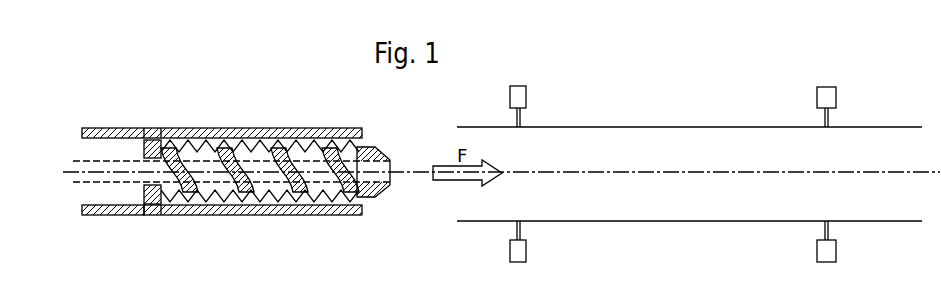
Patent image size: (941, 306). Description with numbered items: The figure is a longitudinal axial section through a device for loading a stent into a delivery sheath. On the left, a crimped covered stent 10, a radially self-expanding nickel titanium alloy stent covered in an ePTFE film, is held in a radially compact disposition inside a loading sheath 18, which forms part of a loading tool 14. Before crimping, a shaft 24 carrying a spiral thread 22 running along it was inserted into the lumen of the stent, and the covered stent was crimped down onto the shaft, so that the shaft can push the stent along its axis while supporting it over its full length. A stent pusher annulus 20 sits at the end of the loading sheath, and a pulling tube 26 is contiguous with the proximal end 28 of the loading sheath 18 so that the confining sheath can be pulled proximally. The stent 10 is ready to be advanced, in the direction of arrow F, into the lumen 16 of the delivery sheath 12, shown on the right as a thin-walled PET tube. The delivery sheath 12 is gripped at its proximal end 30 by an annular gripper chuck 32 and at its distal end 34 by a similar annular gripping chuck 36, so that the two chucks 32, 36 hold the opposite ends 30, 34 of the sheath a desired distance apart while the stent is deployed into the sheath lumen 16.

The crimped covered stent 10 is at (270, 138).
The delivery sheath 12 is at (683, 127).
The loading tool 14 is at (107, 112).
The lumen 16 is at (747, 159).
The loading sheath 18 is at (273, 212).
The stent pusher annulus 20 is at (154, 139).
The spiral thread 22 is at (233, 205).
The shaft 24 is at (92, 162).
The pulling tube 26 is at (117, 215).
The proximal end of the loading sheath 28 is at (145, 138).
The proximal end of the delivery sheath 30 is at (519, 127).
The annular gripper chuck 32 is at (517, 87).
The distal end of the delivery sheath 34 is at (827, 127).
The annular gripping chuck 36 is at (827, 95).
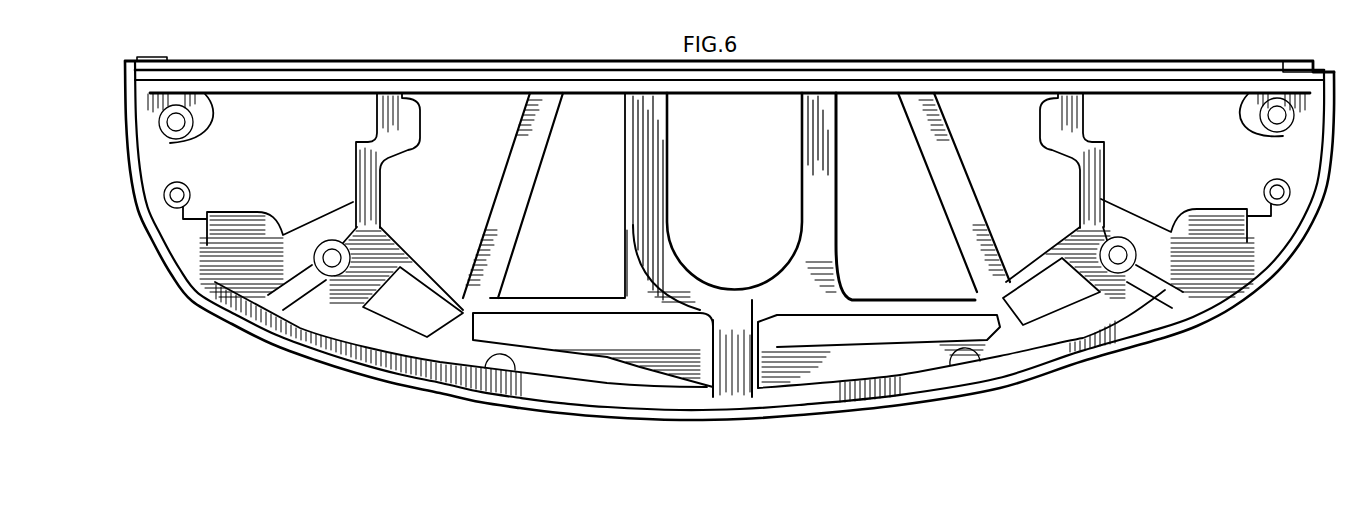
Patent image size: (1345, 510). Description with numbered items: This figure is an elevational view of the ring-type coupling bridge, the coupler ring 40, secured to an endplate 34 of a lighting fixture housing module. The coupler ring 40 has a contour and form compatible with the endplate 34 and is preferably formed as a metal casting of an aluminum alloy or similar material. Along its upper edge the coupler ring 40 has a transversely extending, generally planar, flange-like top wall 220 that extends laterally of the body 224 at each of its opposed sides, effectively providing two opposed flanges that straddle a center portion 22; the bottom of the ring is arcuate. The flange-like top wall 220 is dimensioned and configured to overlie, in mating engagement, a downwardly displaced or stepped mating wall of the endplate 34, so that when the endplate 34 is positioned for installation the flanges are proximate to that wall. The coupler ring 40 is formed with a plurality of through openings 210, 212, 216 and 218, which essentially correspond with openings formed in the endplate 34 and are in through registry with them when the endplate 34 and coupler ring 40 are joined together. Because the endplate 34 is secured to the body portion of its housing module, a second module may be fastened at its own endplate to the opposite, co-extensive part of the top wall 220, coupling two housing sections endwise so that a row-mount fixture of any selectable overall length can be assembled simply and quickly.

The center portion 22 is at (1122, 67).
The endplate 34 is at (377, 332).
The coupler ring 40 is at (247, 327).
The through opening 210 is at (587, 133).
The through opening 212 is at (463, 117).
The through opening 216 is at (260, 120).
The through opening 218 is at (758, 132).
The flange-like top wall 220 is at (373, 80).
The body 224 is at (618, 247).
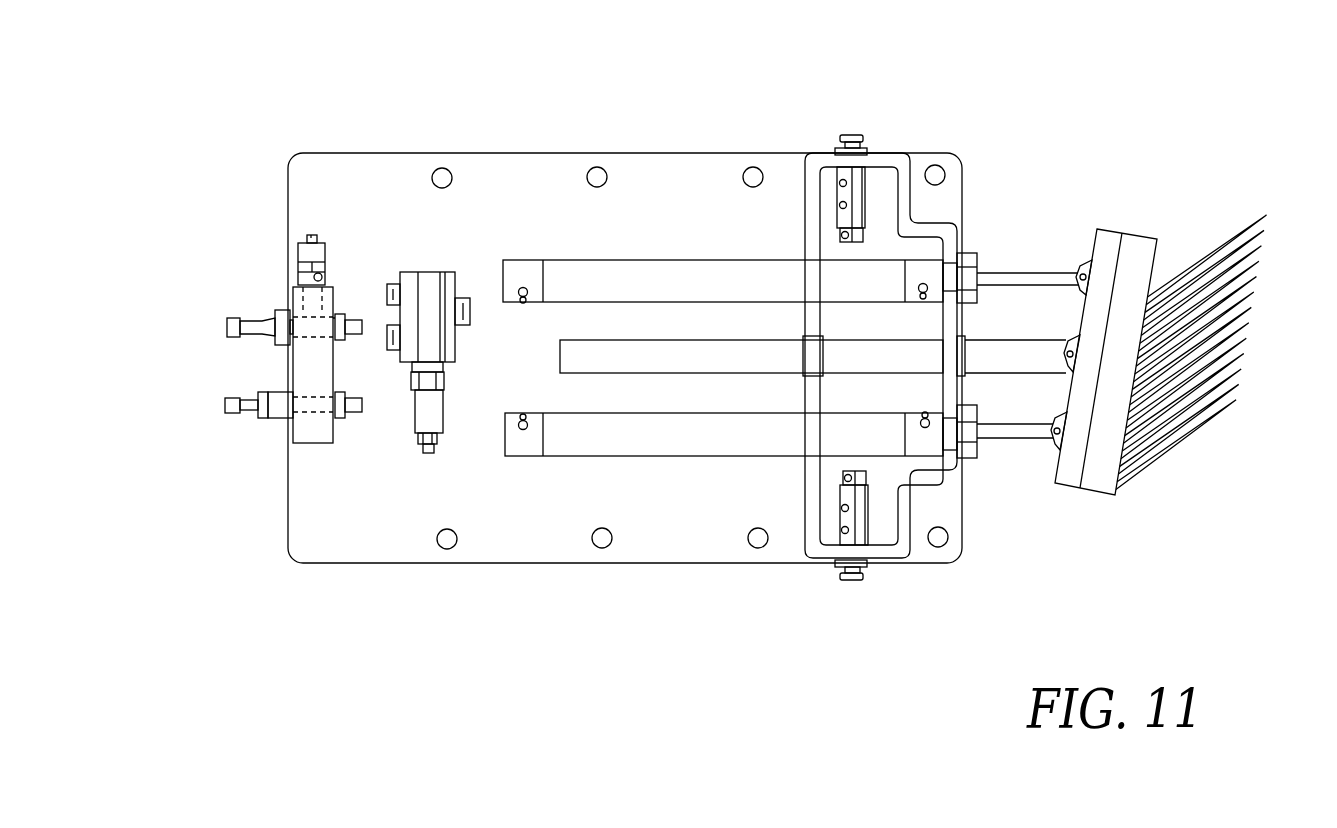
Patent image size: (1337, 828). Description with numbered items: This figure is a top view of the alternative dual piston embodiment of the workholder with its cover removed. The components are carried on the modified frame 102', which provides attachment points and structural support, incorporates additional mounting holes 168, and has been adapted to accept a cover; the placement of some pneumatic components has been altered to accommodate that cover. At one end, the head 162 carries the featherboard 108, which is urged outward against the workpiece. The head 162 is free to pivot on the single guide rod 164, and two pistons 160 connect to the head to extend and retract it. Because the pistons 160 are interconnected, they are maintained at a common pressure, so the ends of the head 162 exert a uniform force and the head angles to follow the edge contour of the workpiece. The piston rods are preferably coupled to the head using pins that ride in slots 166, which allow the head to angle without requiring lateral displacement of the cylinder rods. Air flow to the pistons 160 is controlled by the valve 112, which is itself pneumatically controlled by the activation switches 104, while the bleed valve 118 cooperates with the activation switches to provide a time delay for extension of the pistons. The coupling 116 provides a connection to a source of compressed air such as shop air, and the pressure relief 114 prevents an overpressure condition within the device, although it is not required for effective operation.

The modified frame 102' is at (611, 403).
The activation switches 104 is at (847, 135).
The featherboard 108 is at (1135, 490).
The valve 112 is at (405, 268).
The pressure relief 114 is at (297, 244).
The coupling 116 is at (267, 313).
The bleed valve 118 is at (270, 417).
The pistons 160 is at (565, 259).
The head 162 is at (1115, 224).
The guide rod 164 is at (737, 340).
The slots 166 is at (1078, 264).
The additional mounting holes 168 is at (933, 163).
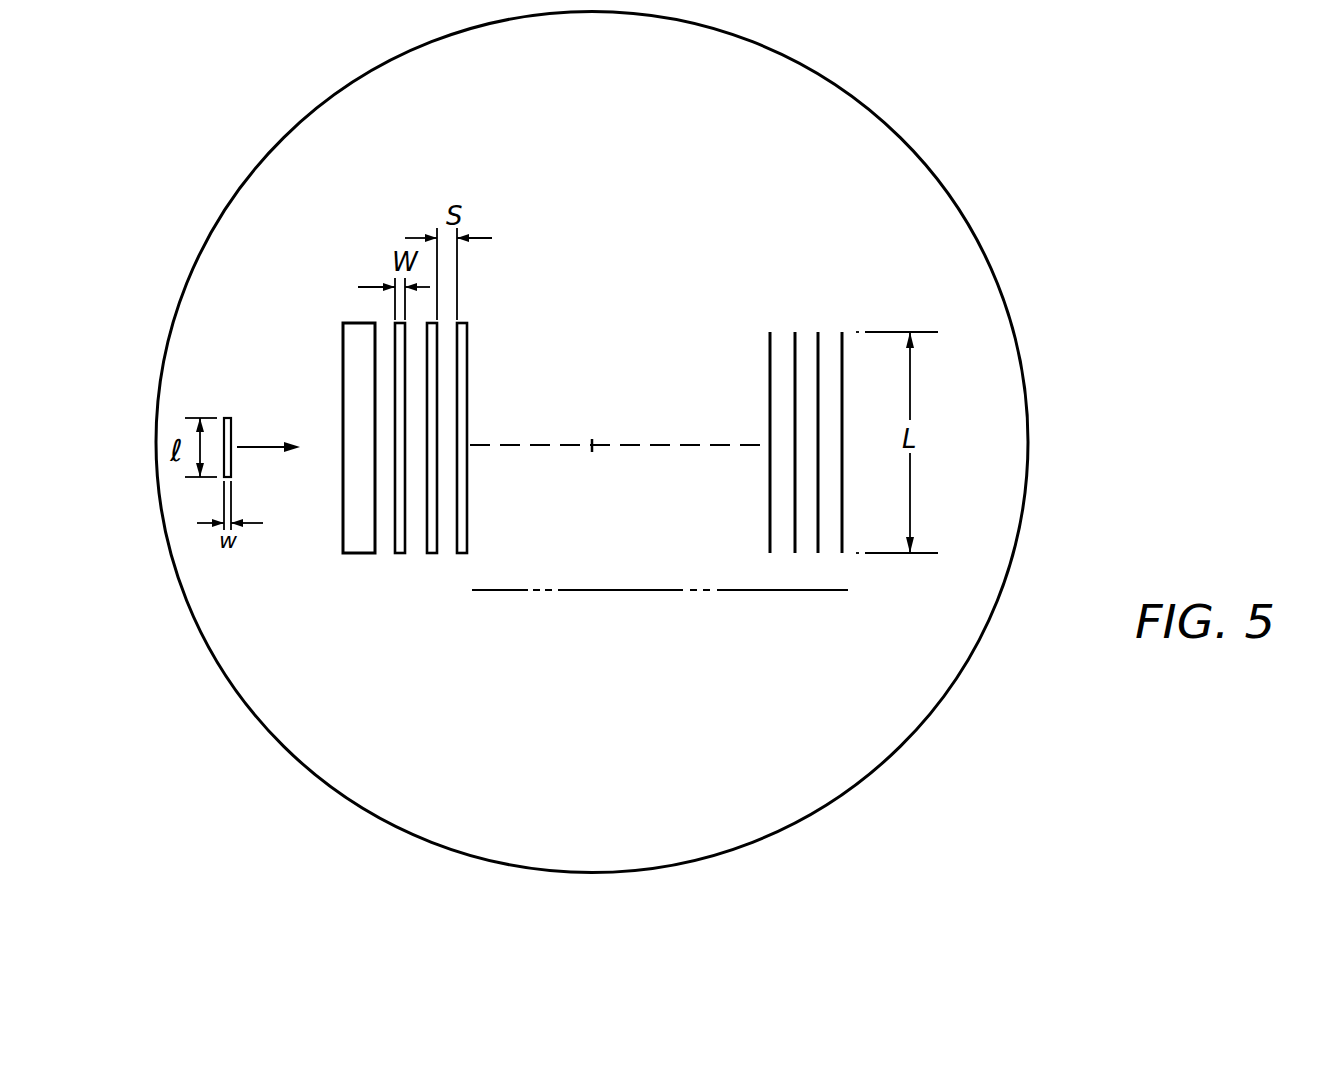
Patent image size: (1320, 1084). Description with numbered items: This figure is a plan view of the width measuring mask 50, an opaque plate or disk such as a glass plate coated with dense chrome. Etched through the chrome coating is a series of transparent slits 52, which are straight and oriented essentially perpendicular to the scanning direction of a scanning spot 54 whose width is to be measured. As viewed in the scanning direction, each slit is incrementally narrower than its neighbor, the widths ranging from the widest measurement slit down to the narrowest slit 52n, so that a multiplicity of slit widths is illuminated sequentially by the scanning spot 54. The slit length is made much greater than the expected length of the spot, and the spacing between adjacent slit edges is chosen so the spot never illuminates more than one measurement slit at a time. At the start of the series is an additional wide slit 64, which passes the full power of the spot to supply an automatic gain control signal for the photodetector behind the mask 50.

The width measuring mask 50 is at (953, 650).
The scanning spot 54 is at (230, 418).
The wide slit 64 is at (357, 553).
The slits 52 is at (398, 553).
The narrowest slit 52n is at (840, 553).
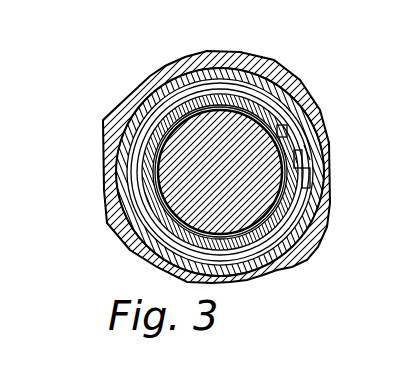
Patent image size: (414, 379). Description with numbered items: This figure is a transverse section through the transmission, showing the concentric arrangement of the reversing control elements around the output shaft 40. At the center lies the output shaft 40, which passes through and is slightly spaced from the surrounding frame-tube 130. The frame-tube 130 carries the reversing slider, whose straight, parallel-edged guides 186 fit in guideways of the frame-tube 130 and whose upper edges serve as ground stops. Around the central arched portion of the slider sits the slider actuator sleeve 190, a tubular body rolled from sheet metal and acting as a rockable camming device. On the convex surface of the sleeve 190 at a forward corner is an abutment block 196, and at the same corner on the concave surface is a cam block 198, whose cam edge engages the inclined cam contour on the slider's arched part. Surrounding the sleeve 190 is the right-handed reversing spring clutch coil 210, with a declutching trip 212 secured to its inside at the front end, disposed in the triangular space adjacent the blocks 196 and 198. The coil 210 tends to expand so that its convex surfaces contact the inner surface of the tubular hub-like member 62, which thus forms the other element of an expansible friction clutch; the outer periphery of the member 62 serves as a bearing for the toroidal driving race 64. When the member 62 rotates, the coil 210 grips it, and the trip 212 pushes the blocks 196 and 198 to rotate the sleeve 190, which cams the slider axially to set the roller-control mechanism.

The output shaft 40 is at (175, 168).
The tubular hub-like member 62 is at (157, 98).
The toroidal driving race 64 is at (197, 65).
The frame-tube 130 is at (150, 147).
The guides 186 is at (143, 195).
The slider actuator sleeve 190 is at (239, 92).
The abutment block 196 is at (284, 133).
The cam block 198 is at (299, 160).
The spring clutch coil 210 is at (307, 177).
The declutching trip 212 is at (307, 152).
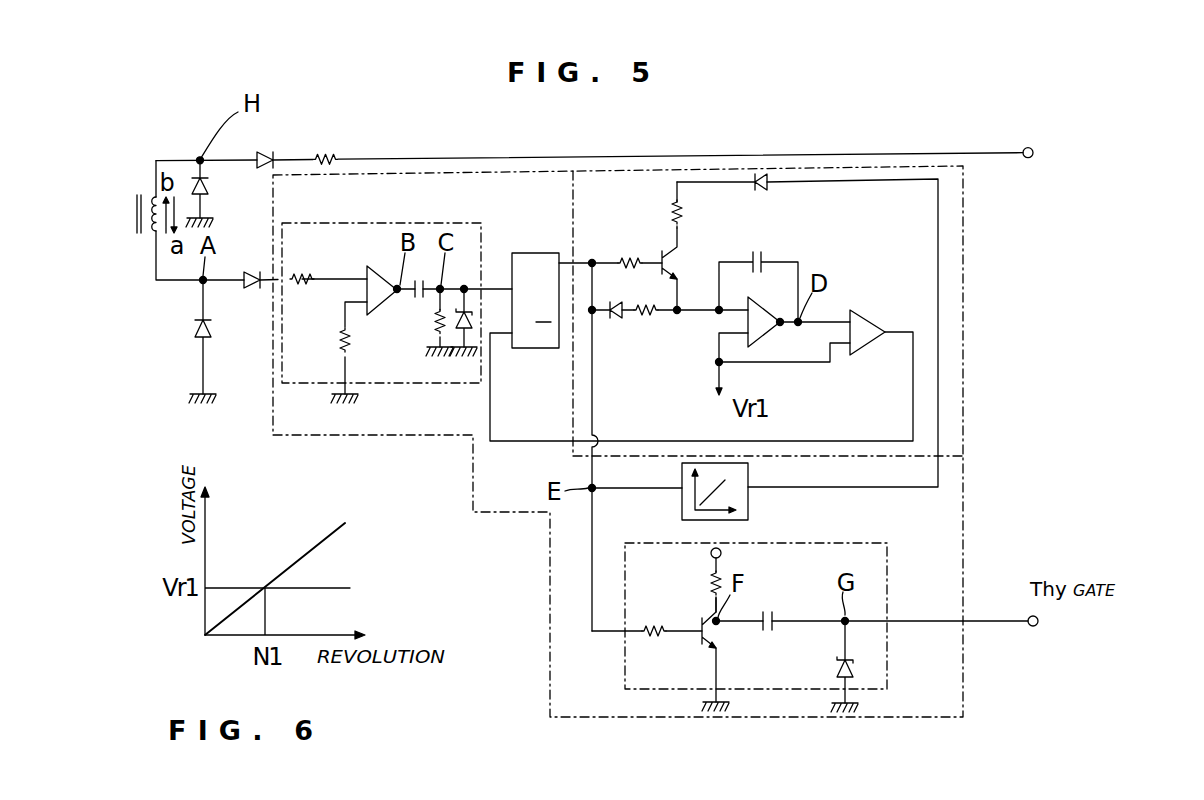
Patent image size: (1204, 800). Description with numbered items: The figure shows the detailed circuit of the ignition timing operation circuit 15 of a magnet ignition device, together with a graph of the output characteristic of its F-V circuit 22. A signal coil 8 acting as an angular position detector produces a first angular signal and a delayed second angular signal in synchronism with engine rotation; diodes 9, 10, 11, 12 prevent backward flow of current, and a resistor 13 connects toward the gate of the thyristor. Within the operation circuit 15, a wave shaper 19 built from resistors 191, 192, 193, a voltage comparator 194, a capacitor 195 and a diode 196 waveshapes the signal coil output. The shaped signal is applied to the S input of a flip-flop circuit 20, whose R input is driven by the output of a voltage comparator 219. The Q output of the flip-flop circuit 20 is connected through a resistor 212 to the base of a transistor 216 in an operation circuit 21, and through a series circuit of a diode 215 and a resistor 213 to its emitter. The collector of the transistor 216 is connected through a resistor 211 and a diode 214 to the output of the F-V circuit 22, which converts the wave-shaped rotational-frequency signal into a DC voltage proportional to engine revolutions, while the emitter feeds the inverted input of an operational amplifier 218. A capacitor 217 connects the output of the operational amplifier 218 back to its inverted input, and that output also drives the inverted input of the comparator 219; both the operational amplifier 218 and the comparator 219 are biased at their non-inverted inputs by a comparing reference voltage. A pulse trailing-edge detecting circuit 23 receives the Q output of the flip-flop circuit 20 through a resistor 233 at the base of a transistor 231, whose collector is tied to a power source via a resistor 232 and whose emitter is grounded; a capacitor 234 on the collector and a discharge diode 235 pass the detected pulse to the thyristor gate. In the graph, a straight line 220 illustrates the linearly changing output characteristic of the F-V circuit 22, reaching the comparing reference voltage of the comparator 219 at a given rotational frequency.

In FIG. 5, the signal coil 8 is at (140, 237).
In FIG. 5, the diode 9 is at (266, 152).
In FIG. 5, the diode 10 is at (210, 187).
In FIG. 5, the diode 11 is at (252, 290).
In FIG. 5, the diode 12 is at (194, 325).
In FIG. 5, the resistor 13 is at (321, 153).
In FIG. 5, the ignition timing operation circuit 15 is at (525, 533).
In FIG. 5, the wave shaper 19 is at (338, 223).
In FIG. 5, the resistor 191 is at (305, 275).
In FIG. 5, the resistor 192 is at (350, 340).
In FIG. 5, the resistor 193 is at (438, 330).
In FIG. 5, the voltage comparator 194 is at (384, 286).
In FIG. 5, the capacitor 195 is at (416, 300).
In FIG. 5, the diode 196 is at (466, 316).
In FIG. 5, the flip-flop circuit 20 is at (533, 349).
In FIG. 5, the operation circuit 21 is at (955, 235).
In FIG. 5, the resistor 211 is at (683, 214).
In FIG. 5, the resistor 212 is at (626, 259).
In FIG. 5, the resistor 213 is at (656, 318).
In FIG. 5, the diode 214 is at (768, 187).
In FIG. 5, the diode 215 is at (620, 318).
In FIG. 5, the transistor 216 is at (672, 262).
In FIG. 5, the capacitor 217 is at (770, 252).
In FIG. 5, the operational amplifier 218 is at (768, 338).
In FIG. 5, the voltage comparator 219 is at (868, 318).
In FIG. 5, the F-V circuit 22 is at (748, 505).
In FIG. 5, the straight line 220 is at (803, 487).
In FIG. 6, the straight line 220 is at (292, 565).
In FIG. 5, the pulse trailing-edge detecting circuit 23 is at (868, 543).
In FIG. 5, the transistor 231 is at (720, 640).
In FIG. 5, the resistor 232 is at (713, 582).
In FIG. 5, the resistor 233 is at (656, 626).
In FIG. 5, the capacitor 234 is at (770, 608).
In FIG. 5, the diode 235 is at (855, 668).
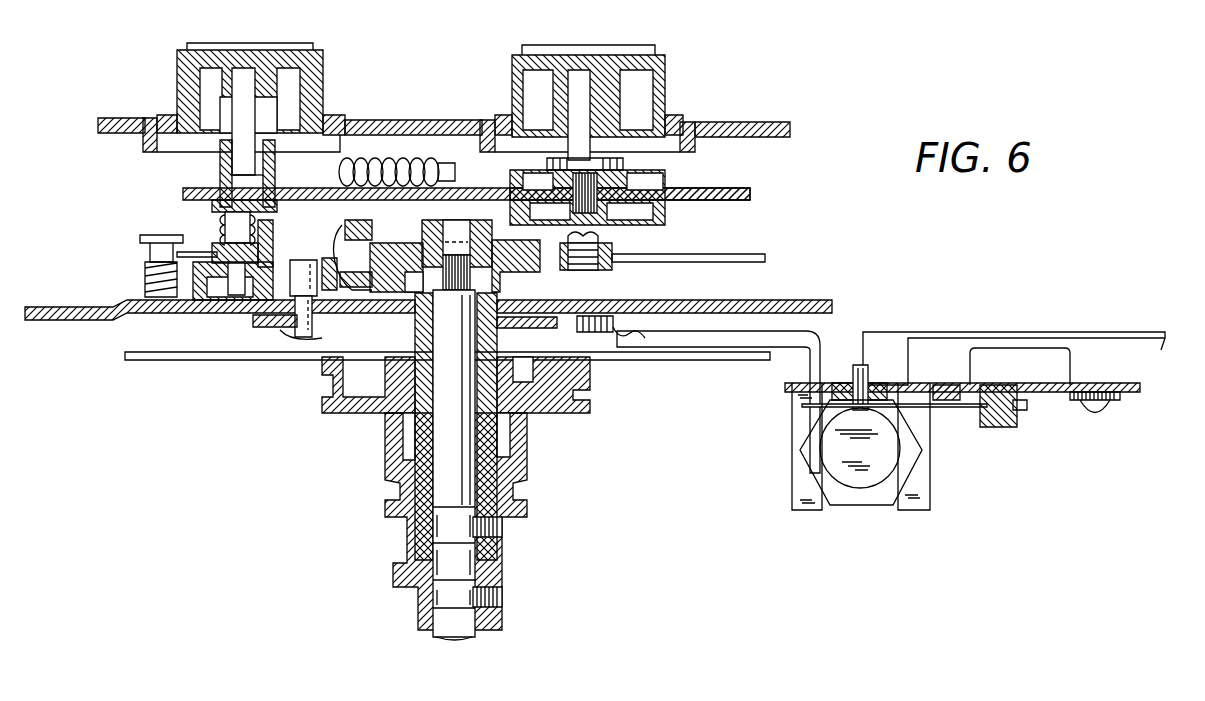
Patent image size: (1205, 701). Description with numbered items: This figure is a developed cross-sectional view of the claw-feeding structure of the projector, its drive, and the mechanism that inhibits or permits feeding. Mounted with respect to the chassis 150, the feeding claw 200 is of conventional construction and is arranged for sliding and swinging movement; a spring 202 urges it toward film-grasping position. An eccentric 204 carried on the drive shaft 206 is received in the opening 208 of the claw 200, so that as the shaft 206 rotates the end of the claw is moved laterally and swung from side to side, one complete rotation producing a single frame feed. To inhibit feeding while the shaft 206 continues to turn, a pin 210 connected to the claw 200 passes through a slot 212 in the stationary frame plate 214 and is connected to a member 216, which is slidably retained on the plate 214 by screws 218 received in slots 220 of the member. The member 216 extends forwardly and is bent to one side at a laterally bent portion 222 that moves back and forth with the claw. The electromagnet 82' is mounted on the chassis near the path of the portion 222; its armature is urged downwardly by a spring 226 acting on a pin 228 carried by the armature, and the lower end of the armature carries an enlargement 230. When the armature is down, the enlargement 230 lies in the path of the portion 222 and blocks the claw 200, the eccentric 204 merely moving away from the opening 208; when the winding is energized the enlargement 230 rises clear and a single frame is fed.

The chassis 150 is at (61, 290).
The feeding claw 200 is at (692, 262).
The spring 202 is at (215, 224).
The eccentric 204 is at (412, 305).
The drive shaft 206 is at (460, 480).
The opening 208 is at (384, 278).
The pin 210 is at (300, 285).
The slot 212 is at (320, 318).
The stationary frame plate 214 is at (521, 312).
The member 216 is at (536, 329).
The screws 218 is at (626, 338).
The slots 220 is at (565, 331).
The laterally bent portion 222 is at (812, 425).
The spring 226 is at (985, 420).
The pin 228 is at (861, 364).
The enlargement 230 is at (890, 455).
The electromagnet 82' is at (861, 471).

··········

[SET EXERCISE]:
Reproduce the listing above verbatim, starting at its beginning and continuing up to and including the line with "The loading sheath 18 is at (273, 212).". Leave the picture out of your answer.

[EXPECTED OUTPUT]:
Patent image size: (941, 306). Description with numbered items: The figure is a longitudinal axial section through a device for loading a stent into a delivery sheath. On the left, a crimped covered stent 10, a radially self-expanding nickel titanium alloy stent covered in an ePTFE film, is held in a radially compact disposition inside a loading sheath 18, which forms part of a loading tool 14. Before crimping, a shaft 24 carrying a spiral thread 22 running along it was inserted into the lumen of the stent, and the covered stent was crimped down onto the shaft, so that the shaft can push the stent along its axis while supporting it over its full length. A stent pusher annulus 20 sits at the end of the loading sheath, and a pulling tube 26 is contiguous with the proximal end 28 of the loading sheath 18 so that the confining sheath can be pulled proximally. The stent 10 is ready to be advanced, in the direction of arrow F, into the lumen 16 of the delivery sheath 12, shown on the right as a thin-walled PET tube. The delivery sheath 12 is gripped at its proximal end 30 by an annular gripper chuck 32 and at its distal end 34 by a similar annular gripping chuck 36, so that the two chucks 32, 36 hold the opposite ends 30, 34 of the sheath a desired distance apart while the stent is deployed into the sheath lumen 16.

The crimped covered stent 10 is at (270, 138).
The delivery sheath 12 is at (683, 127).
The loading tool 14 is at (107, 112).
The lumen 16 is at (747, 159).
The loading sheath 18 is at (273, 212).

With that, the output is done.